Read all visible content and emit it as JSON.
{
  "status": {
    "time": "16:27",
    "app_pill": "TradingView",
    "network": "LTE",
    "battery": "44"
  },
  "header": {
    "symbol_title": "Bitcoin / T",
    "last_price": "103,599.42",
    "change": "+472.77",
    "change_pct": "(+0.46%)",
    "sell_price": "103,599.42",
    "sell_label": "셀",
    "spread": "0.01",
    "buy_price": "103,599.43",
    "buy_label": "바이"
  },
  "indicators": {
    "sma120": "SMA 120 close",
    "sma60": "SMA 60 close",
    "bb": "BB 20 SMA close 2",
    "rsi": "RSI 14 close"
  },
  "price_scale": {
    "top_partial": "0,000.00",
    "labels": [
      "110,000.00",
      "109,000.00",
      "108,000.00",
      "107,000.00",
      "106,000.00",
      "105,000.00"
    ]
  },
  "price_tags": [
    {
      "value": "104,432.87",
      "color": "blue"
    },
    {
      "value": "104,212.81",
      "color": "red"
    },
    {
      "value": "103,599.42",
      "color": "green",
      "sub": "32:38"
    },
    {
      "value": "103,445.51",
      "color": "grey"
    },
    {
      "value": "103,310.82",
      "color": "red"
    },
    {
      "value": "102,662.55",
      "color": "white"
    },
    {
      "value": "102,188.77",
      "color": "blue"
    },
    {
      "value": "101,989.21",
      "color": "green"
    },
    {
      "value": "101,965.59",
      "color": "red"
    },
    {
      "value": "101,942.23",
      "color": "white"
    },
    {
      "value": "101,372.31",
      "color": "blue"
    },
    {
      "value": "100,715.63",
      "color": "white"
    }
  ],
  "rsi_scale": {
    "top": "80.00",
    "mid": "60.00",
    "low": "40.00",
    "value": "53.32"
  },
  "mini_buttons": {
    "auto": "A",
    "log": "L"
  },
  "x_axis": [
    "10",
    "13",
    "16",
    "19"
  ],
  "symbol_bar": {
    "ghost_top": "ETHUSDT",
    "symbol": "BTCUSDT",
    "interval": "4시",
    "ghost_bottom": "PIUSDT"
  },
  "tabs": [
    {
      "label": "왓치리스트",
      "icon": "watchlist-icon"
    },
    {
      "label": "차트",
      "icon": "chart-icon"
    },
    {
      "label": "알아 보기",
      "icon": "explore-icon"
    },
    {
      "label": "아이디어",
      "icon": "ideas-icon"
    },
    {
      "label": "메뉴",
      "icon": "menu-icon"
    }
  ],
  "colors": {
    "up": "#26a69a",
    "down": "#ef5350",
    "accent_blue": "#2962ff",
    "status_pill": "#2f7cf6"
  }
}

────────

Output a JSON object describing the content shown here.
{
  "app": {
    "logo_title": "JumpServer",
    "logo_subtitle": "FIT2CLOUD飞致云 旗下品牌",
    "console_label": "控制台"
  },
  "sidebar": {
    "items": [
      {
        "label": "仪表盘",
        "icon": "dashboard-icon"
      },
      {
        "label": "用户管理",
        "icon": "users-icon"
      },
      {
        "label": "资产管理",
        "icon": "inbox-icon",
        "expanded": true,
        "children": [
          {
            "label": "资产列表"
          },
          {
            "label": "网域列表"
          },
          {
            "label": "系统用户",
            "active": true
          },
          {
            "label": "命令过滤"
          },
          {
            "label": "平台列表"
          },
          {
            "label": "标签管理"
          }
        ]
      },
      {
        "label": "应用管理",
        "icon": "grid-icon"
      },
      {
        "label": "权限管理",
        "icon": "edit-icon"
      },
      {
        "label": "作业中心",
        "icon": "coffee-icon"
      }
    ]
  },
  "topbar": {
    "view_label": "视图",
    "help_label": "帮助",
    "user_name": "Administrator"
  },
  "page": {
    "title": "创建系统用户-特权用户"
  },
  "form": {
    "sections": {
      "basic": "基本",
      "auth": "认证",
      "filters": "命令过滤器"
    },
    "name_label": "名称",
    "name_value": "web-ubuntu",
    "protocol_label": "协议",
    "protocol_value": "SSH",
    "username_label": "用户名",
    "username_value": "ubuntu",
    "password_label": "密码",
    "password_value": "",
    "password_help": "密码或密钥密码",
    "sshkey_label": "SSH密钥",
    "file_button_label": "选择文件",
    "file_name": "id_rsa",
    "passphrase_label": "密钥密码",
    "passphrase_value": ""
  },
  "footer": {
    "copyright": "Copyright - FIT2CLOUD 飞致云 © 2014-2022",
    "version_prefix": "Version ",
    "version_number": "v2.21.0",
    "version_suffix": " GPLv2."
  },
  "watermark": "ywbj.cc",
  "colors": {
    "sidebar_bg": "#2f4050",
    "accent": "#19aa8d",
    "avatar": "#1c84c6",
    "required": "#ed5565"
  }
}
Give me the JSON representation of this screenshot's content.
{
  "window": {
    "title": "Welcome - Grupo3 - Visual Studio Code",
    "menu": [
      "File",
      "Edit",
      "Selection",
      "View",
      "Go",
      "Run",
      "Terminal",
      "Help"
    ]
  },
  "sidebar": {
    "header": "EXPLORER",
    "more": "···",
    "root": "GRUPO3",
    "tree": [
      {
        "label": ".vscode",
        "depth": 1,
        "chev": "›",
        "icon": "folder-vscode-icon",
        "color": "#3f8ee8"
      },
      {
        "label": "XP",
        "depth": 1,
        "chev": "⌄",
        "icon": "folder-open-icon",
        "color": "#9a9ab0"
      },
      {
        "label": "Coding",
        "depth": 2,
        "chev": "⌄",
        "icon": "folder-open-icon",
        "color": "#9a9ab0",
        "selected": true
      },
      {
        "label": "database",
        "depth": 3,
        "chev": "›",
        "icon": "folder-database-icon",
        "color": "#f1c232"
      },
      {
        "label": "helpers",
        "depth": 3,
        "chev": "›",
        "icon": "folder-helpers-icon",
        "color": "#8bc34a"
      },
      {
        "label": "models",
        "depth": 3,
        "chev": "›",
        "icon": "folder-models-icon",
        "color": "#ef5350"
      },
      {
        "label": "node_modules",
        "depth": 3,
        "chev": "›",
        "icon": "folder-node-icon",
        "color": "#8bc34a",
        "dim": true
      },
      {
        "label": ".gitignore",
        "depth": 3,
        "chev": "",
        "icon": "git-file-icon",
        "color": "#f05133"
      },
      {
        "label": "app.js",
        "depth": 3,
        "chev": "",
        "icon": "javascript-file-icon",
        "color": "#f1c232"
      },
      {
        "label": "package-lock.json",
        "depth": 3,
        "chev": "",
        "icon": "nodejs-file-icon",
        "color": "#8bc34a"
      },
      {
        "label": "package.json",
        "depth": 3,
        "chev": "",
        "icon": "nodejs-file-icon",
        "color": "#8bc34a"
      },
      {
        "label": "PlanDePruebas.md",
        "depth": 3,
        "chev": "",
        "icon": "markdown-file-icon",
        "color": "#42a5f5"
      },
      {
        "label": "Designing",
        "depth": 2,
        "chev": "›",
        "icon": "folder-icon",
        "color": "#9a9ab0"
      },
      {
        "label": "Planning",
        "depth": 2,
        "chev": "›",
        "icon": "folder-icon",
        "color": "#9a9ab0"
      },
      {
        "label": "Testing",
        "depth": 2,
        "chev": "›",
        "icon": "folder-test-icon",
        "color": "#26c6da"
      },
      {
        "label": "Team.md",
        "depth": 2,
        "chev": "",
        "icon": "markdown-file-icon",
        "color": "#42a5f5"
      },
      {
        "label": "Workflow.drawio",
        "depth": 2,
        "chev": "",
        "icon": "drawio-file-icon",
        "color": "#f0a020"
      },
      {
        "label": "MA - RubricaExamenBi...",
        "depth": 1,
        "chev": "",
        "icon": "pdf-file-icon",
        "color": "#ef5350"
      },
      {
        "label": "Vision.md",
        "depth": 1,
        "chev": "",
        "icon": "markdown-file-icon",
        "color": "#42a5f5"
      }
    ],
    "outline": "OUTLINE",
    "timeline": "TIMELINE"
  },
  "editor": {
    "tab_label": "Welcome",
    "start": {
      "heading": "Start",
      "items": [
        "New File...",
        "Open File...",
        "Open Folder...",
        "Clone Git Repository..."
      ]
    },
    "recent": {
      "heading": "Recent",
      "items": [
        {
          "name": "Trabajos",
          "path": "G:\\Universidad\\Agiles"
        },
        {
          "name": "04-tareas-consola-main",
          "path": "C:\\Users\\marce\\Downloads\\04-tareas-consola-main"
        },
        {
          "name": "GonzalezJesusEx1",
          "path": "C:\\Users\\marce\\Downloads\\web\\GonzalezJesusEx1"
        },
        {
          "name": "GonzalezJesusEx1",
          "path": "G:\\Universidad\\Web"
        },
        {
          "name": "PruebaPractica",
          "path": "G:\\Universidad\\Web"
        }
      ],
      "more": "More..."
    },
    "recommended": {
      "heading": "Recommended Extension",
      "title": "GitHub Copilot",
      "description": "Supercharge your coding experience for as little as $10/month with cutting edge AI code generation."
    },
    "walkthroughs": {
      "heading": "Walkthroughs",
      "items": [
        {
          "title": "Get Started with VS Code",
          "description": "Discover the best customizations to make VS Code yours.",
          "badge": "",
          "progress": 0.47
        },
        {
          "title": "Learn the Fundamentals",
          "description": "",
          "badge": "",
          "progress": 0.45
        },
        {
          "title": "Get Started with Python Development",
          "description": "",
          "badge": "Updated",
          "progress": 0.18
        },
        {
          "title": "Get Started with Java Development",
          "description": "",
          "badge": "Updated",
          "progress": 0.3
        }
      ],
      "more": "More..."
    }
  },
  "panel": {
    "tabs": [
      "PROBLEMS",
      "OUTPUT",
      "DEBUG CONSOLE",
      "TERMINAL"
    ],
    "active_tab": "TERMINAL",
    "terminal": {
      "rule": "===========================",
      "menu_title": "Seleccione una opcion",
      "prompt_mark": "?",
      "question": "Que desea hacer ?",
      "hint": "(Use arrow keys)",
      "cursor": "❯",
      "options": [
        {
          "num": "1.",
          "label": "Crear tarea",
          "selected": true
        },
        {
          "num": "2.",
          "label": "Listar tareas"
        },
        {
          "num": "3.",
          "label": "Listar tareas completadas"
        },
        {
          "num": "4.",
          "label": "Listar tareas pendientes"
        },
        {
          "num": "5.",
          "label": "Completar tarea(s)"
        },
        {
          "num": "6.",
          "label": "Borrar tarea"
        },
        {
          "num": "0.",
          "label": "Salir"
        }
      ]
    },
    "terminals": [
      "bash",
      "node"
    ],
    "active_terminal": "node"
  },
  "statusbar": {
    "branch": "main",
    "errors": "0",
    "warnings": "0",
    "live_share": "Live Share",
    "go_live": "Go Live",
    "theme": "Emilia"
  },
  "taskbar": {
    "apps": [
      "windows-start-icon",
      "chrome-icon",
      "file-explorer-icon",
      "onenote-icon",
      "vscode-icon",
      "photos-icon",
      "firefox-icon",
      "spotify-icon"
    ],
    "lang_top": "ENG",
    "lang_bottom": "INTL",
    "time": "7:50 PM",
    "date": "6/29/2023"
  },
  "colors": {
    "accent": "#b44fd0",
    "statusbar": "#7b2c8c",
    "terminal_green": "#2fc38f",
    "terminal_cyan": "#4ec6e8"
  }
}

────────

Some lines of the records may hold the word "path". How many do? Answer with a number and nothing else.

5